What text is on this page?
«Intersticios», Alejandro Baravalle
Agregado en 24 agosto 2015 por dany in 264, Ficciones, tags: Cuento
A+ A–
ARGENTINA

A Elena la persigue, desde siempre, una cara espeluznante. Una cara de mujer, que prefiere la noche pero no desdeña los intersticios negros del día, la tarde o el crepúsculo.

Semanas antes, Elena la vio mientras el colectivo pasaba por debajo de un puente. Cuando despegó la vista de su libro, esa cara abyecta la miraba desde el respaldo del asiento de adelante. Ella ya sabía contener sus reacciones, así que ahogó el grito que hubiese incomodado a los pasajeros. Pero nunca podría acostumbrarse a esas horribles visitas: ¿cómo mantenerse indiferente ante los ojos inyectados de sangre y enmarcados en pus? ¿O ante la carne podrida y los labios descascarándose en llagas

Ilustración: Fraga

**YOUR GOAL**
Produce an exact copy of all the records.

**REPLY**
What text is on this page?
«Intersticios», Alejandro Baravalle
Agregado en 24 agosto 2015 por dany in 264, Ficciones, tags: Cuento
A+ A–
ARGENTINA

A Elena la persigue, desde siempre, una cara espeluznante. Una cara de mujer, que prefiere la noche pero no desdeña los intersticios negros del día, la tarde o el crepúsculo.

Semanas antes, Elena la vio mientras el colectivo pasaba por debajo de un puente. Cuando despegó la vista de su libro, esa cara abyecta la miraba desde el respaldo del asiento de adelante. Ella ya sabía contener sus reacciones, así que ahogó el grito que hubiese incomodado a los pasajeros. Pero nunca podría acostumbrarse a esas horribles visitas: ¿cómo mantenerse indiferente ante los ojos inyectados de sangre y enmarcados en pus? ¿O ante la carne podrida y los labios descascarándose en llagas

Ilustración: Fraga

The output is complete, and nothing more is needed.